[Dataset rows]

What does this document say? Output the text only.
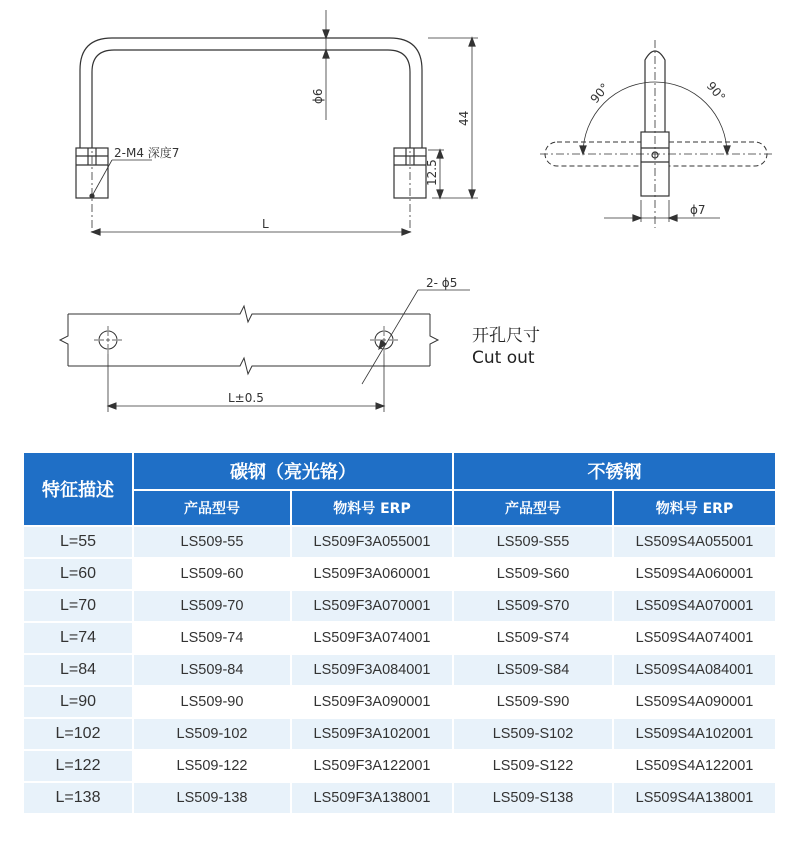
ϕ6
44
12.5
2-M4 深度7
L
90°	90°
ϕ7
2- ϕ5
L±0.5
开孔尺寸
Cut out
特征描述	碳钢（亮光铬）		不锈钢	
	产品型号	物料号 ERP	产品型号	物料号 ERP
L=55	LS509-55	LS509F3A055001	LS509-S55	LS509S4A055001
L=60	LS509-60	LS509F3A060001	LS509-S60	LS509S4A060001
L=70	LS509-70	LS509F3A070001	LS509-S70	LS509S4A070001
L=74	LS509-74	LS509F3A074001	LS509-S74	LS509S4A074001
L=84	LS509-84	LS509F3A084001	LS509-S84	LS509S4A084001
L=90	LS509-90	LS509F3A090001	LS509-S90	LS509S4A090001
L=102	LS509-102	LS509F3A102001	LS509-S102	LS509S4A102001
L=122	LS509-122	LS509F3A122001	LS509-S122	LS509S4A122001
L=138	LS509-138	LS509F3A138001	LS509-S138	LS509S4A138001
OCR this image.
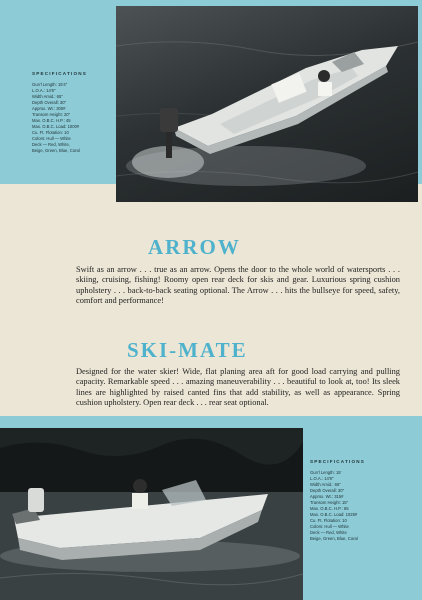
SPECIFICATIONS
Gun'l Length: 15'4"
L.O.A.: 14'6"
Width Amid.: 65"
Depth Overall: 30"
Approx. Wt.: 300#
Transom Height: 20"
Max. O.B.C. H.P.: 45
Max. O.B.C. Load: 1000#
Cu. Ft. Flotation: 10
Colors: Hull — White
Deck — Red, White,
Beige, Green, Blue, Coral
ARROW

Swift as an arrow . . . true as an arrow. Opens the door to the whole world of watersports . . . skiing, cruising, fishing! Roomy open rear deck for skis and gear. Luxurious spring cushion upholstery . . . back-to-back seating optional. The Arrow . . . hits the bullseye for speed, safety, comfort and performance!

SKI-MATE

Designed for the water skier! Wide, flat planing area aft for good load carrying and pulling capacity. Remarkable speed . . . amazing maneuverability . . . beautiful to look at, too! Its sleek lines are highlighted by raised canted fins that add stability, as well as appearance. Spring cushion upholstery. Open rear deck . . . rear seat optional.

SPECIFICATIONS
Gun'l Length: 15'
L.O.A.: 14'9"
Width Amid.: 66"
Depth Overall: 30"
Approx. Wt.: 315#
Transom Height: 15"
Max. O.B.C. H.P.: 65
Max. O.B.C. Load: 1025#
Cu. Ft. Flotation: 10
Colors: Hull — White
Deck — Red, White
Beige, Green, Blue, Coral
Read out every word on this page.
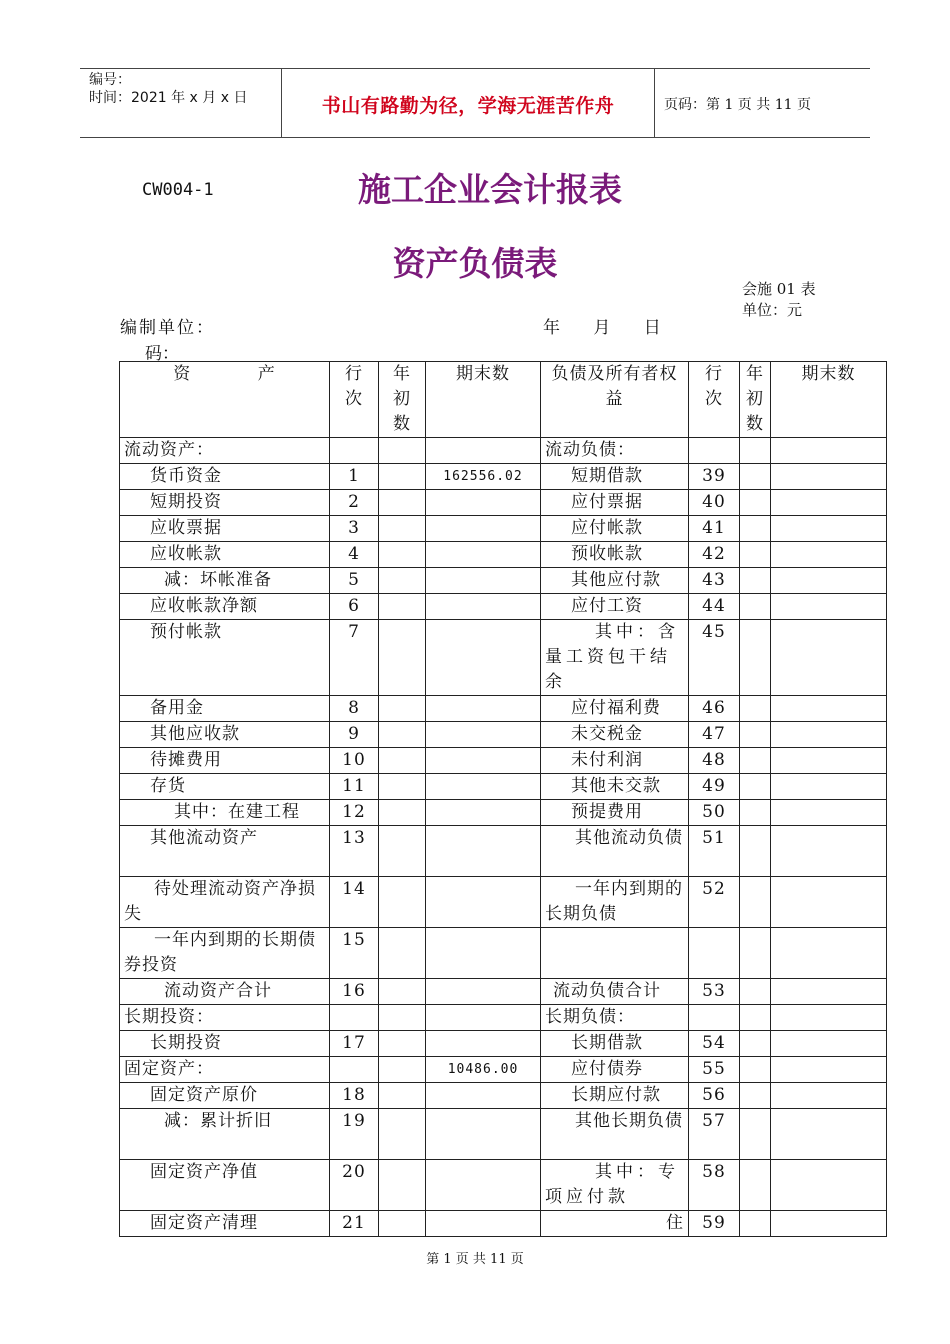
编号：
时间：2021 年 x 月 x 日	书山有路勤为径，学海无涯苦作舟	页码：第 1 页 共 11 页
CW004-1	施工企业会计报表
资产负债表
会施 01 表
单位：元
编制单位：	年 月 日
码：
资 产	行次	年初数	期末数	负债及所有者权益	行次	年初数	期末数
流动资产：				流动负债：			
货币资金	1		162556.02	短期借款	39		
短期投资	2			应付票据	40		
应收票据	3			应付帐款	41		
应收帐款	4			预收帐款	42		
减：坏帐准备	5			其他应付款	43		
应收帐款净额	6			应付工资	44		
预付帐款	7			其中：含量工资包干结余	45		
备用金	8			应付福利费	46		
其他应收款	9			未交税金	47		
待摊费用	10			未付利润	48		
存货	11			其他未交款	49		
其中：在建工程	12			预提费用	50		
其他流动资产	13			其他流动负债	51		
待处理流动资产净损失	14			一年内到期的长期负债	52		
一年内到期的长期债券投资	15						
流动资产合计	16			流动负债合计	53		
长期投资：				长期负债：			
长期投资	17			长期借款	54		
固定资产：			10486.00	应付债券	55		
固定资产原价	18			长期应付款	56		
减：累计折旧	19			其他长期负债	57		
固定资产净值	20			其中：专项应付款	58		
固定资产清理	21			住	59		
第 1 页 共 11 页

### Exercise requirements
Collect every line from the records above that contains the word "this".

### The solution
What does this document say? Output the text only.
OCR this image.
Read out every word on this page.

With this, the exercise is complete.